# Recorded data

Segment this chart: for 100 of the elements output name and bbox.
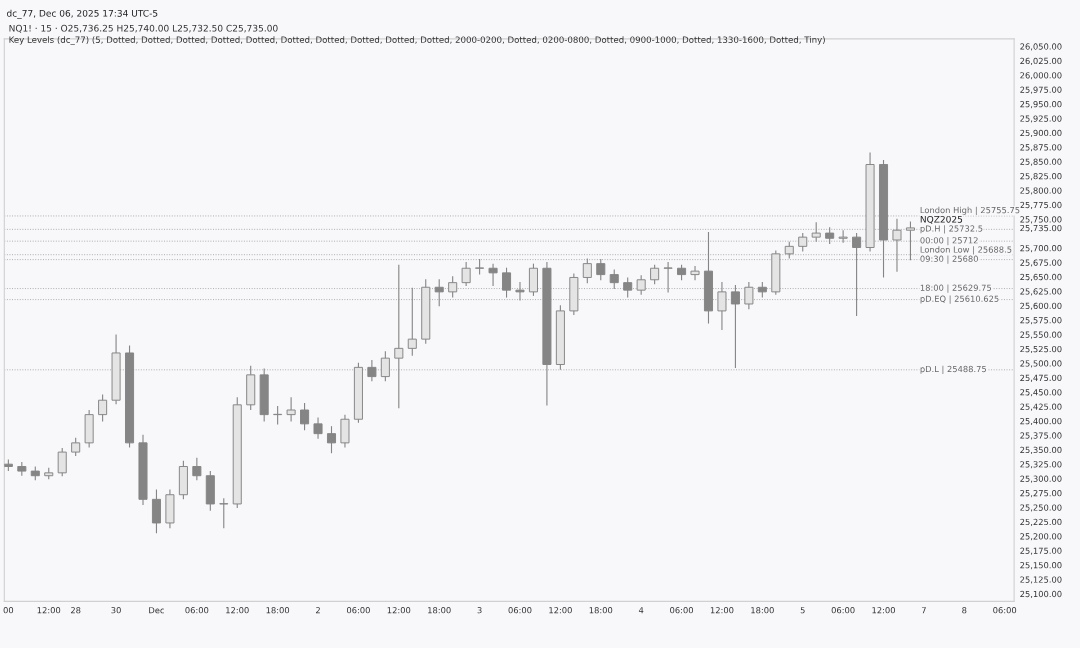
x-tick-label: 12:00	[872, 607, 895, 614]
y-tick-label: 25,300.00	[1020, 475, 1062, 483]
y-tick-label: 26,000.00	[1020, 72, 1062, 80]
x-tick-label: 18:00	[751, 607, 774, 614]
x-tick-label: 5	[800, 607, 805, 614]
x-tick-label: 06:00	[346, 607, 370, 614]
candlestick	[892, 218, 902, 272]
y-tick-label: 25,750.00	[1020, 216, 1062, 224]
x-tick-label: Dec	[149, 607, 165, 614]
candlestick	[434, 279, 444, 307]
candlestick	[340, 414, 350, 448]
y-tick-label: 25,500.00	[1020, 360, 1062, 368]
y-tick-label: 25,225.00	[1020, 518, 1062, 526]
annotation: NQZ2025	[920, 215, 963, 224]
ref-line-label: 00:00 | 25712	[920, 236, 978, 246]
y-tick-label: 25,150.00	[1020, 562, 1062, 570]
y-tick-label: 25,525.00	[1020, 345, 1062, 354]
x-tick-label: 3	[477, 607, 482, 614]
ref-line-label: London High | 25755.75	[920, 206, 1020, 216]
y-tick-label: 25,675.00	[1020, 259, 1062, 267]
candlestick	[502, 267, 512, 298]
y-tick-label: 25,475.00	[1020, 374, 1062, 382]
y-tick-label: 25,375.00	[1020, 432, 1062, 440]
x-tick-label: 30	[111, 607, 121, 614]
y-tick-label: 25,400.00	[1020, 417, 1062, 426]
candlestick	[488, 263, 498, 287]
x-tick-label: 18:00	[428, 607, 451, 614]
y-tick-label: 25,600.00	[1020, 302, 1062, 310]
x-tick-label: 00	[3, 607, 14, 614]
y-tick-label: 26,025.00	[1020, 57, 1062, 65]
y-tick-label: 25,125.00	[1020, 576, 1062, 584]
x-tick-label: 2	[315, 607, 320, 614]
y-tick-label: 25,175.00	[1020, 547, 1062, 555]
y-tick-label: 25,800.00	[1020, 187, 1062, 195]
ref-line-label: 18:00 | 25629.75	[920, 284, 992, 293]
ref-line-label: 09:30 | 25680	[920, 255, 978, 264]
text: dc_77, Dec 06, 2025 17:34 UTC-5	[6, 9, 158, 19]
candlestick	[286, 397, 296, 422]
x-tick-label: 4	[638, 607, 644, 614]
y-tick-label: 25,850.00	[1020, 158, 1062, 166]
candlestick	[515, 282, 525, 301]
y-tick-label: 25,200.00	[1020, 533, 1062, 541]
y-tick-label: 25,975.00	[1020, 86, 1062, 94]
candlestick	[528, 263, 538, 296]
candlestick	[151, 489, 161, 534]
x-tick-label: 06:00	[508, 607, 532, 614]
ref-line-label: London Low | 25688.5	[920, 246, 1012, 255]
candlestick	[394, 264, 404, 409]
y-tick-label: 25,650.00	[1020, 273, 1062, 282]
x-tick-label: 12:00	[226, 607, 249, 614]
y-tick-label: 25,950.00	[1020, 100, 1062, 109]
y-tick-label: 25,325.00	[1020, 461, 1062, 469]
candlestick	[300, 403, 310, 431]
candlestick	[57, 448, 67, 477]
candlestick	[650, 264, 660, 285]
candlestick	[367, 359, 377, 382]
candlestick	[636, 275, 646, 295]
candlestick	[313, 417, 323, 439]
candlestick	[219, 498, 229, 529]
y-tick-label: 25,100.00	[1020, 590, 1062, 598]
candlestick	[623, 277, 633, 298]
ref-line-label: pD.L | 25488.75	[920, 365, 987, 374]
x-tick-label: 8	[962, 607, 967, 614]
y-tick-label: 25,875.00	[1020, 144, 1062, 152]
candlestick	[690, 265, 700, 281]
y-tick-label: 26,050.00	[1020, 43, 1062, 51]
y-tick-label: 25,250.00	[1020, 504, 1062, 512]
y-tick-label: 25,925.00	[1020, 115, 1062, 123]
candlestick	[407, 287, 417, 356]
ref-line-label: pD.EQ | 25610.625	[920, 295, 999, 304]
y-tick-label: 25,625.00	[1020, 288, 1062, 296]
y-tick-label: 25,775.00	[1020, 201, 1062, 209]
x-tick-label: 12:00	[710, 607, 734, 614]
x-tick-label: 06:00	[831, 607, 855, 614]
y-tick-label: 25,450.00	[1020, 389, 1062, 397]
candlestick	[730, 284, 740, 368]
candlestick	[717, 282, 727, 330]
candlestick	[838, 230, 848, 243]
y-tick-label: 25,735.00	[1020, 224, 1062, 233]
candlestick	[192, 457, 202, 481]
y-tick-label: 25,350.00	[1020, 446, 1062, 454]
x-tick-label: 12:00	[387, 607, 411, 614]
candlestick	[98, 394, 108, 422]
candlestick	[380, 351, 390, 382]
y-tick-label: 25,575.00	[1020, 317, 1062, 325]
chart-subtitle: Key Levels (dc_77) (5, Dotted, Dotted, Dotted, Dotted, Dotted, Dotted, Dotted, Dotted, Dotted, Dotted, 2000-0200, Dotted, 0200-0800, Dotted, 0900-1000, Dotted, 1330-1600, Dotted, Tiny)	[9, 36, 825, 45]
ref-line-label: pD.H | 25732.5	[920, 225, 983, 234]
x-tick-label: 12:00	[549, 607, 572, 614]
y-tick-label: 25,825.00	[1020, 173, 1062, 181]
candlestick	[461, 261, 471, 287]
candlestick	[326, 426, 337, 454]
x-tick-label: 06:00	[993, 607, 1017, 614]
chart-title: NQ1! · 15 · O25,736.25 H25,740.00 L25,732.50 C25,735.00	[9, 24, 278, 33]
y-tick-label: 25,900.00	[1020, 129, 1062, 137]
y-tick-label: 25,425.00	[1020, 403, 1062, 411]
candlestick	[596, 259, 606, 281]
x-tick-label: 7	[921, 607, 926, 614]
candlestick	[852, 233, 862, 317]
x-tick-label: 06:00	[670, 607, 694, 614]
candlestick	[663, 261, 673, 293]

# Problem to work on
Rename "candlestick" to "candle" throughout all of the lines above, and reproduce them otherwise unchanged, omitting the pictures.

# Written solution
Segment this chart: for 100 of the elements output name and bbox.
x-tick-label: 12:00	[872, 607, 895, 614]
y-tick-label: 25,300.00	[1020, 475, 1062, 483]
y-tick-label: 26,000.00	[1020, 72, 1062, 80]
x-tick-label: 18:00	[751, 607, 774, 614]
x-tick-label: 5	[800, 607, 805, 614]
x-tick-label: 06:00	[346, 607, 370, 614]
candle	[892, 218, 902, 272]
y-tick-label: 25,750.00	[1020, 216, 1062, 224]
x-tick-label: Dec	[149, 607, 165, 614]
candle	[434, 279, 444, 307]
candle	[340, 414, 350, 448]
y-tick-label: 25,500.00	[1020, 360, 1062, 368]
y-tick-label: 25,225.00	[1020, 518, 1062, 526]
annotation: NQZ2025	[920, 215, 963, 224]
ref-line-label: 00:00 | 25712	[920, 236, 978, 246]
y-tick-label: 25,150.00	[1020, 562, 1062, 570]
y-tick-label: 25,525.00	[1020, 345, 1062, 354]
x-tick-label: 3	[477, 607, 482, 614]
ref-line-label: London High | 25755.75	[920, 206, 1020, 216]
y-tick-label: 25,675.00	[1020, 259, 1062, 267]
candle	[502, 267, 512, 298]
y-tick-label: 25,475.00	[1020, 374, 1062, 382]
y-tick-label: 25,375.00	[1020, 432, 1062, 440]
x-tick-label: 30	[111, 607, 121, 614]
y-tick-label: 25,400.00	[1020, 417, 1062, 426]
candle	[488, 263, 498, 287]
x-tick-label: 18:00	[428, 607, 451, 614]
y-tick-label: 25,600.00	[1020, 302, 1062, 310]
x-tick-label: 00	[3, 607, 14, 614]
y-tick-label: 26,025.00	[1020, 57, 1062, 65]
y-tick-label: 25,125.00	[1020, 576, 1062, 584]
x-tick-label: 2	[315, 607, 320, 614]
y-tick-label: 25,175.00	[1020, 547, 1062, 555]
y-tick-label: 25,800.00	[1020, 187, 1062, 195]
ref-line-label: 18:00 | 25629.75	[920, 284, 992, 293]
ref-line-label: 09:30 | 25680	[920, 255, 978, 264]
text: dc_77, Dec 06, 2025 17:34 UTC-5	[6, 9, 158, 19]
candle	[286, 397, 296, 422]
x-tick-label: 4	[638, 607, 644, 614]
y-tick-label: 25,850.00	[1020, 158, 1062, 166]
candle	[515, 282, 525, 301]
y-tick-label: 25,200.00	[1020, 533, 1062, 541]
y-tick-label: 25,975.00	[1020, 86, 1062, 94]
candle	[528, 263, 538, 296]
candle	[151, 489, 161, 534]
x-tick-label: 06:00	[508, 607, 532, 614]
ref-line-label: London Low | 25688.5	[920, 246, 1012, 255]
candle	[394, 264, 404, 409]
y-tick-label: 25,650.00	[1020, 273, 1062, 282]
x-tick-label: 12:00	[226, 607, 249, 614]
y-tick-label: 25,950.00	[1020, 100, 1062, 109]
y-tick-label: 25,325.00	[1020, 461, 1062, 469]
candle	[300, 403, 310, 431]
candle	[57, 448, 67, 477]
candle	[650, 264, 660, 285]
candle	[367, 359, 377, 382]
candle	[636, 275, 646, 295]
candle	[313, 417, 323, 439]
candle	[219, 498, 229, 529]
y-tick-label: 25,100.00	[1020, 590, 1062, 598]
candle	[623, 277, 633, 298]
ref-line-label: pD.L | 25488.75	[920, 365, 987, 374]
x-tick-label: 8	[962, 607, 967, 614]
y-tick-label: 25,875.00	[1020, 144, 1062, 152]
candle	[690, 265, 700, 281]
y-tick-label: 26,050.00	[1020, 43, 1062, 51]
y-tick-label: 25,250.00	[1020, 504, 1062, 512]
y-tick-label: 25,925.00	[1020, 115, 1062, 123]
candle	[407, 287, 417, 356]
ref-line-label: pD.EQ | 25610.625	[920, 295, 999, 304]
y-tick-label: 25,625.00	[1020, 288, 1062, 296]
y-tick-label: 25,775.00	[1020, 201, 1062, 209]
x-tick-label: 12:00	[710, 607, 734, 614]
x-tick-label: 06:00	[831, 607, 855, 614]
y-tick-label: 25,450.00	[1020, 389, 1062, 397]
candle	[730, 284, 740, 368]
candle	[717, 282, 727, 330]
candle	[838, 230, 848, 243]
y-tick-label: 25,735.00	[1020, 224, 1062, 233]
candle	[192, 457, 202, 481]
y-tick-label: 25,350.00	[1020, 446, 1062, 454]
x-tick-label: 12:00	[387, 607, 411, 614]
candle	[98, 394, 108, 422]
candle	[380, 351, 390, 382]
y-tick-label: 25,575.00	[1020, 317, 1062, 325]
chart-subtitle: Key Levels (dc_77) (5, Dotted, Dotted, Dotted, Dotted, Dotted, Dotted, Dotted, Dotted, Dotted, Dotted, 2000-0200, Dotted, 0200-0800, Dotted, 0900-1000, Dotted, 1330-1600, Dotted, Tiny)	[9, 36, 825, 45]
ref-line-label: pD.H | 25732.5	[920, 225, 983, 234]
x-tick-label: 12:00	[549, 607, 572, 614]
y-tick-label: 25,825.00	[1020, 173, 1062, 181]
candle	[461, 261, 471, 287]
candle	[326, 426, 337, 454]
x-tick-label: 06:00	[993, 607, 1017, 614]
chart-title: NQ1! · 15 · O25,736.25 H25,740.00 L25,732.50 C25,735.00	[9, 24, 278, 33]
y-tick-label: 25,900.00	[1020, 129, 1062, 137]
y-tick-label: 25,425.00	[1020, 403, 1062, 411]
candle	[596, 259, 606, 281]
x-tick-label: 7	[921, 607, 926, 614]
candle	[852, 233, 862, 317]
x-tick-label: 06:00	[670, 607, 694, 614]
candle	[663, 261, 673, 293]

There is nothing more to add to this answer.